§ Aim of the exercise
Render every entry verbatim.

Stored data:
▬▬▬▬▬▬
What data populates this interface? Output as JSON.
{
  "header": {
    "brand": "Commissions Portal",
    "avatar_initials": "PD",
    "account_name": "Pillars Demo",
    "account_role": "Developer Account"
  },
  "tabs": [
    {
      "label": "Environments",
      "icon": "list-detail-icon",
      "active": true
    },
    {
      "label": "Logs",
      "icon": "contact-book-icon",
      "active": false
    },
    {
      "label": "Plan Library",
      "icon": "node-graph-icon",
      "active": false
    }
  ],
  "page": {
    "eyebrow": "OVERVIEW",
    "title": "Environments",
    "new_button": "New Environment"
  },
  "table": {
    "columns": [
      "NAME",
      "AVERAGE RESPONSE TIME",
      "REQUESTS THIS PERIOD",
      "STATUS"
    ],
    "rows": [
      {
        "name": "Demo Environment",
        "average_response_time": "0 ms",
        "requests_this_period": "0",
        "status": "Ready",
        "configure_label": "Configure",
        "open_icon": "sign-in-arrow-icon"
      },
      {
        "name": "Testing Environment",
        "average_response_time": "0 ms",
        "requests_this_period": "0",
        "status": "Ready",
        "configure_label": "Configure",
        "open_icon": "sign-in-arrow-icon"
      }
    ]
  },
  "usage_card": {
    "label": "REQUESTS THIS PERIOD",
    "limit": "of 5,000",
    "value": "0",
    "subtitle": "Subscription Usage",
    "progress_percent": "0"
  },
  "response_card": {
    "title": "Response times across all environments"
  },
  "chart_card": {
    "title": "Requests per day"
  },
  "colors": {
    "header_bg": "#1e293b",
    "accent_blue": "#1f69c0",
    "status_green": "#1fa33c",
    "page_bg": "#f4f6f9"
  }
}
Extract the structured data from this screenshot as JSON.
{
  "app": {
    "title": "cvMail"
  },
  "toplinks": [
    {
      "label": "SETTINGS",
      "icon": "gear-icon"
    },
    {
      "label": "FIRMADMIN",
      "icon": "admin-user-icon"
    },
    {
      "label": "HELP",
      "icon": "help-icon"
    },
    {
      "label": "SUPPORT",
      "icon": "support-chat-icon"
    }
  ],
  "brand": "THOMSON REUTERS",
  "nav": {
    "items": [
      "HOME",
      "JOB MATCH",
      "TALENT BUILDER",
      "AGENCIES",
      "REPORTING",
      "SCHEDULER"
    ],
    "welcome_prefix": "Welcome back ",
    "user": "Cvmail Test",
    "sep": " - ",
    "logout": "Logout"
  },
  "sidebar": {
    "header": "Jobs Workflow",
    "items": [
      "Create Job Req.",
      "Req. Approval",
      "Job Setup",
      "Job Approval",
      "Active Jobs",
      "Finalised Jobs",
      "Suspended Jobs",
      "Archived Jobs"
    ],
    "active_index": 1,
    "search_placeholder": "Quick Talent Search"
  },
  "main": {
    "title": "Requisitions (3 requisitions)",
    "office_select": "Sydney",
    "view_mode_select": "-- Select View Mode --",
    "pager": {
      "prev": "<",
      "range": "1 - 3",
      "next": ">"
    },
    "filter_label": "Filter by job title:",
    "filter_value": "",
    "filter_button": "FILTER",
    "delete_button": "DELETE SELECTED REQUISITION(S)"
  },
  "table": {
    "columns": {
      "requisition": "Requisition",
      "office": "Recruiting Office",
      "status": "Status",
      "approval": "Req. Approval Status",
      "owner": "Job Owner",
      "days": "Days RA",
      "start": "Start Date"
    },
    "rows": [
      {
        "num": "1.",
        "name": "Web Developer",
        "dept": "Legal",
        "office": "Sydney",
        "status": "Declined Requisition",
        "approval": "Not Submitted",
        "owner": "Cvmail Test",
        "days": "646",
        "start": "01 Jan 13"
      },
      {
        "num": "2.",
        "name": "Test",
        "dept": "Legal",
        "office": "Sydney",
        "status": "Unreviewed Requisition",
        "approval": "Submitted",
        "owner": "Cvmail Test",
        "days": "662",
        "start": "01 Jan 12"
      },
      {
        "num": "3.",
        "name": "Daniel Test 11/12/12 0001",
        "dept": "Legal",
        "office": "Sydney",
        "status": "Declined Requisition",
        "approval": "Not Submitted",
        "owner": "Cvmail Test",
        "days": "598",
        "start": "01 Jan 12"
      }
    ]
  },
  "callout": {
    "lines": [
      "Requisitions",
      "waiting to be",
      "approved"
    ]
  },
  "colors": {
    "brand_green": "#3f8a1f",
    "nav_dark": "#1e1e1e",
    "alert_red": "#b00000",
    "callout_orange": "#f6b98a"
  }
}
▬▬▬▬▬▬
§ Exercise output
What data populates this interface? Output as JSON.
{
  "header": {
    "brand": "Commissions Portal",
    "avatar_initials": "PD",
    "account_name": "Pillars Demo",
    "account_role": "Developer Account"
  },
  "tabs": [
    {
      "label": "Environments",
      "icon": "list-detail-icon",
      "active": true
    },
    {
      "label": "Logs",
      "icon": "contact-book-icon",
      "active": false
    },
    {
      "label": "Plan Library",
      "icon": "node-graph-icon",
      "active": false
    }
  ],
  "page": {
    "eyebrow": "OVERVIEW",
    "title": "Environments",
    "new_button": "New Environment"
  },
  "table": {
    "columns": [
      "NAME",
      "AVERAGE RESPONSE TIME",
      "REQUESTS THIS PERIOD",
      "STATUS"
    ],
    "rows": [
      {
        "name": "Demo Environment",
        "average_response_time": "0 ms",
        "requests_this_period": "0",
        "status": "Ready",
        "configure_label": "Configure",
        "open_icon": "sign-in-arrow-icon"
      },
      {
        "name": "Testing Environment",
        "average_response_time": "0 ms",
        "requests_this_period": "0",
        "status": "Ready",
        "configure_label": "Configure",
        "open_icon": "sign-in-arrow-icon"
      }
    ]
  },
  "usage_card": {
    "label": "REQUESTS THIS PERIOD",
    "limit": "of 5,000",
    "value": "0",
    "subtitle": "Subscription Usage",
    "progress_percent": "0"
  },
  "response_card": {
    "title": "Response times across all environments"
  },
  "chart_card": {
    "title": "Requests per day"
  },
  "colors": {
    "header_bg": "#1e293b",
    "accent_blue": "#1f69c0",
    "status_green": "#1fa33c",
    "page_bg": "#f4f6f9"
  }
}
Extract the structured data from this screenshot as JSON.
{
  "app": {
    "title": "cvMail"
  },
  "toplinks": [
    {
      "label": "SETTINGS",
      "icon": "gear-icon"
    },
    {
      "label": "FIRMADMIN",
      "icon": "admin-user-icon"
    },
    {
      "label": "HELP",
      "icon": "help-icon"
    },
    {
      "label": "SUPPORT",
      "icon": "support-chat-icon"
    }
  ],
  "brand": "THOMSON REUTERS",
  "nav": {
    "items": [
      "HOME",
      "JOB MATCH",
      "TALENT BUILDER",
      "AGENCIES",
      "REPORTING",
      "SCHEDULER"
    ],
    "welcome_prefix": "Welcome back ",
    "user": "Cvmail Test",
    "sep": " - ",
    "logout": "Logout"
  },
  "sidebar": {
    "header": "Jobs Workflow",
    "items": [
      "Create Job Req.",
      "Req. Approval",
      "Job Setup",
      "Job Approval",
      "Active Jobs",
      "Finalised Jobs",
      "Suspended Jobs",
      "Archived Jobs"
    ],
    "active_index": 1,
    "search_placeholder": "Quick Talent Search"
  },
  "main": {
    "title": "Requisitions (3 requisitions)",
    "office_select": "Sydney",
    "view_mode_select": "-- Select View Mode --",
    "pager": {
      "prev": "<",
      "range": "1 - 3",
      "next": ">"
    },
    "filter_label": "Filter by job title:",
    "filter_value": "",
    "filter_button": "FILTER",
    "delete_button": "DELETE SELECTED REQUISITION(S)"
  },
  "table": {
    "columns": {
      "requisition": "Requisition",
      "office": "Recruiting Office",
      "status": "Status",
      "approval": "Req. Approval Status",
      "owner": "Job Owner",
      "days": "Days RA",
      "start": "Start Date"
    },
    "rows": [
      {
        "num": "1.",
        "name": "Web Developer",
        "dept": "Legal",
        "office": "Sydney",
        "status": "Declined Requisition",
        "approval": "Not Submitted",
        "owner": "Cvmail Test",
        "days": "646",
        "start": "01 Jan 13"
      },
      {
        "num": "2.",
        "name": "Test",
        "dept": "Legal",
        "office": "Sydney",
        "status": "Unreviewed Requisition",
        "approval": "Submitted",
        "owner": "Cvmail Test",
        "days": "662",
        "start": "01 Jan 12"
      },
      {
        "num": "3.",
        "name": "Daniel Test 11/12/12 0001",
        "dept": "Legal",
        "office": "Sydney",
        "status": "Declined Requisition",
        "approval": "Not Submitted",
        "owner": "Cvmail Test",
        "days": "598",
        "start": "01 Jan 12"
      }
    ]
  },
  "callout": {
    "lines": [
      "Requisitions",
      "waiting to be",
      "approved"
    ]
  },
  "colors": {
    "brand_green": "#3f8a1f",
    "nav_dark": "#1e1e1e",
    "alert_red": "#b00000",
    "callout_orange": "#f6b98a"
  }
}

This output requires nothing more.